### PREGUNTAS
1. Cita la parte de la reseña sobre la novela de Verne que va desde "También se ha" hasta "rusos y franceses.", ambos incluidos.
2. Según la reseña sobre la novela de Verne, ¿hasta qué planeta llega el viaje de esta obra?
3. Enumera todos los rasgos que la reseña sobre la novela de Verne atribuye al estereotipo del inglés.

### TEXTO DADO
════

Junto a Viaje al centro de la Tierra quizás sea la más fantástica de todas las novelas de Verne, no obstante justificable dentro de los Viajes Extraordinarios, ya que sirve como excusa para contarnos cosas sobre astronomía; si en De la Tierra a la Luna y Alrededor de la Luna Verne no sale del sistema Tierra/Luna, en esta novela llega hasta Saturno, contándonos lo que se sabía en la época.
Entretenida, interesante, quizás un poco infantilizada como casi todas sus obras, el interés está centrado en el propio viaje en sí, cómo son capaces de sobrevivir al mismo.
También se ha comentado que es una de las obras más antisemitas de toda su producción; aquí nos presenta a Isaac Hakkabut , fiel estereotipo del judío avaro, prestamista y ladrón.
También toca de lleno otros temas típicos y tópicos, como la idiosincrasia del grupo español (que vende Ceuta a los ingleses), bailaores y gandules, así como los hijos de la Pérfida Albión, verdaderos estereotipos del inglés seco, rigorista y formalista, pagado de sí mismo. Pero también predominan los nacionalismos rusos y franceses.
Vamos, todo un dechado de corrección política y social, plenamente educador para los adolescentes medioseculares y finiseculares del XIX. Casi nada.

════

### DATOS REGISTRADOS
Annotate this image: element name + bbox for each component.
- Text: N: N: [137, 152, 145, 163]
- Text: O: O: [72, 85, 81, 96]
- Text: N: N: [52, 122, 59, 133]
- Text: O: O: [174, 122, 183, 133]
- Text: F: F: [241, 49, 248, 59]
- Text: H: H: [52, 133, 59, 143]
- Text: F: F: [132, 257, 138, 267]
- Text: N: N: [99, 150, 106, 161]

════

### RESPUESTAS POR TAREA
1.
También se ha comentado que es una de las obras más antisemitas de toda su producción; aquí nos presenta a Isaac Hakkabut , fiel estereotipo del judío avaro, prestamista y ladrón.
También toca de lleno otros temas típicos y tópicos, como la idiosincrasia del grupo español (que vende Ceuta a los ingleses), bailaores y gandules, así como los hijos de la Pérfida Albión, verdaderos estereotipos del inglés seco, rigorista y formalista, pagado de sí mismo. Pero también predominan los nacionalismos rusos y franceses.

2. Hasta Saturno.

3. Seco, rigorista, formalista y pagado de sí mismo.